### [WHAT IS BEING ASKED]
From the entries below, please gather each line containing the string "true".

Stored records
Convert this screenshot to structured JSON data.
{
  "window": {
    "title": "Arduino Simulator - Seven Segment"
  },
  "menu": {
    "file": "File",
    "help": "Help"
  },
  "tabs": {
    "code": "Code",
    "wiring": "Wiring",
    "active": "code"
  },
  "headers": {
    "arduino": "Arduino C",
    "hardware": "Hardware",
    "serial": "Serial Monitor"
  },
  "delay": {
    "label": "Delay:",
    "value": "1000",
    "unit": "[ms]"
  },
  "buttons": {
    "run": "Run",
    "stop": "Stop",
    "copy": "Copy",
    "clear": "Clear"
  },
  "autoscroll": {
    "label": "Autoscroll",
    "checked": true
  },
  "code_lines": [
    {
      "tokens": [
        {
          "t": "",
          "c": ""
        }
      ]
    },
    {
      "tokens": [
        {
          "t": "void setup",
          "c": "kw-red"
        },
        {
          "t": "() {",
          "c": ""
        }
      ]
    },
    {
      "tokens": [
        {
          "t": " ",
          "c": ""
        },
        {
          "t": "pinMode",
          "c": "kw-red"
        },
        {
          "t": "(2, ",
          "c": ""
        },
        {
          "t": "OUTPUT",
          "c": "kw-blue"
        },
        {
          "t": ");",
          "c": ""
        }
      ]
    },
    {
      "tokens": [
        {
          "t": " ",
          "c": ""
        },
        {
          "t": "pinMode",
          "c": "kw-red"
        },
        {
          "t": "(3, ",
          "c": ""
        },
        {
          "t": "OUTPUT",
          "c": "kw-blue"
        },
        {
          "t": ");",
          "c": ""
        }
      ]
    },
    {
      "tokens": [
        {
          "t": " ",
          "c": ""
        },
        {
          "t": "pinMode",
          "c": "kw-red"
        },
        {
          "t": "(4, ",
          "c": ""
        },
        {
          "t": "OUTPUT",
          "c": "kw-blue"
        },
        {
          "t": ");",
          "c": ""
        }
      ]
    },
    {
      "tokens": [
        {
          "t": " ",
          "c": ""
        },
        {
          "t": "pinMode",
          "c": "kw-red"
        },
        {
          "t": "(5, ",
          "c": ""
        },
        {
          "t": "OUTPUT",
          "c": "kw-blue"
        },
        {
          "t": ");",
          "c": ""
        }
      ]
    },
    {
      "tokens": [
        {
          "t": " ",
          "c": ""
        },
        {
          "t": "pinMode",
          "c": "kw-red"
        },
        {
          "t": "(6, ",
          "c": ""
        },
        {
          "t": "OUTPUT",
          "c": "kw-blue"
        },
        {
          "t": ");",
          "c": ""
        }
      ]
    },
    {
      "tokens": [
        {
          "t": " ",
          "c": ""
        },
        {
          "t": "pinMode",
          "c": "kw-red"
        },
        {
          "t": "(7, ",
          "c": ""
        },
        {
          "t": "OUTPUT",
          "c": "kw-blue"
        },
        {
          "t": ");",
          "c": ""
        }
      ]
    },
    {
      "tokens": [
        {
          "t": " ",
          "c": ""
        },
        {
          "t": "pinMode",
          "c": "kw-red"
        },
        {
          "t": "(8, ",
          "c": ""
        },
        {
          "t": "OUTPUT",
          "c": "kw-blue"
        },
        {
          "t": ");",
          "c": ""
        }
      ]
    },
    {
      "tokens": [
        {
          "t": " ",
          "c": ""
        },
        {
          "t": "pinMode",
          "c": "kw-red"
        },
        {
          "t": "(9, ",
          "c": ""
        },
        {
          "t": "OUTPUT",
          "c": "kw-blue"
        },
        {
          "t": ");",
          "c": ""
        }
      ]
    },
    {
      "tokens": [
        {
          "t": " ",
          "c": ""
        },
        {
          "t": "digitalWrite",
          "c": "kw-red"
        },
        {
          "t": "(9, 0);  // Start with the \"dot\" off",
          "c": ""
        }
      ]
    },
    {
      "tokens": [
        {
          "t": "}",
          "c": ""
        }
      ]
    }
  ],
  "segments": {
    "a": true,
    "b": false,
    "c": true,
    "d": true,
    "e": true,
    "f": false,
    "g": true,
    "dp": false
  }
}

### [RESULT FOR THIS EXERCISE]
    "checked": true
    "a": true,
    "c": true,
    "d": true,
    "e": true,
    "g": true,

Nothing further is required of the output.